PROBLEM DETAILS = Where does the string "concentration" appear? Copy every line of the entries below that holds it.

Figure record listings =
— Begin —

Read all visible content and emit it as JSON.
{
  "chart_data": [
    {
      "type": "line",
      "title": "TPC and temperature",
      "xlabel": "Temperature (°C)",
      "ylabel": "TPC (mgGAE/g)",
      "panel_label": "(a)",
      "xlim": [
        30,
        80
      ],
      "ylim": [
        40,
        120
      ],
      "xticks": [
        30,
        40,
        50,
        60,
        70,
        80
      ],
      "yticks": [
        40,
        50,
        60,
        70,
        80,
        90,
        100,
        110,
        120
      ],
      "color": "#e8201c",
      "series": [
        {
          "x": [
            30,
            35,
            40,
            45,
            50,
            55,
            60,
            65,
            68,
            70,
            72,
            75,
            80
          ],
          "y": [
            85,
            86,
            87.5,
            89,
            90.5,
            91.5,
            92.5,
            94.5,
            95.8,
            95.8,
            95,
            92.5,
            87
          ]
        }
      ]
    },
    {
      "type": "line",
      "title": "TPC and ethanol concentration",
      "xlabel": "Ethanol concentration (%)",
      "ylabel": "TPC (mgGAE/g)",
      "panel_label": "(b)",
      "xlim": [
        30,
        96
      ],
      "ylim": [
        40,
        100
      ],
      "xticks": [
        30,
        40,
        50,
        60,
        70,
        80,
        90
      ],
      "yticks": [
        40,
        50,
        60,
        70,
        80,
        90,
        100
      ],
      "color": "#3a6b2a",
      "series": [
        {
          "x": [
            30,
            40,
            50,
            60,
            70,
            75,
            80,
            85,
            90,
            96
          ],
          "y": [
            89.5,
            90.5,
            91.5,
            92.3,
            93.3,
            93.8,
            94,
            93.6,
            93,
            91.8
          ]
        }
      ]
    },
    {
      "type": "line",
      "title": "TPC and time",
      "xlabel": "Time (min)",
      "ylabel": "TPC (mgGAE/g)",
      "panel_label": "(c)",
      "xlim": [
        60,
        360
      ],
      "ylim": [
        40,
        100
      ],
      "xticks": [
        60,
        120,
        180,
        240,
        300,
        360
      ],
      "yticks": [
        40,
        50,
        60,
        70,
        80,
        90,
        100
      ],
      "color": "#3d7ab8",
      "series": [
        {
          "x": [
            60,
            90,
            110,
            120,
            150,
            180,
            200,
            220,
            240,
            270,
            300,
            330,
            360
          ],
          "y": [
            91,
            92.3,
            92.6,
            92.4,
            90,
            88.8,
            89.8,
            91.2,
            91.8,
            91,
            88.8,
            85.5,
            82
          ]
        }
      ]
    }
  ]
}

— End —

EXERCISE OUTPUT =
      "title": "TPC and ethanol concentration",
      "xlabel": "Ethanol concentration (%)",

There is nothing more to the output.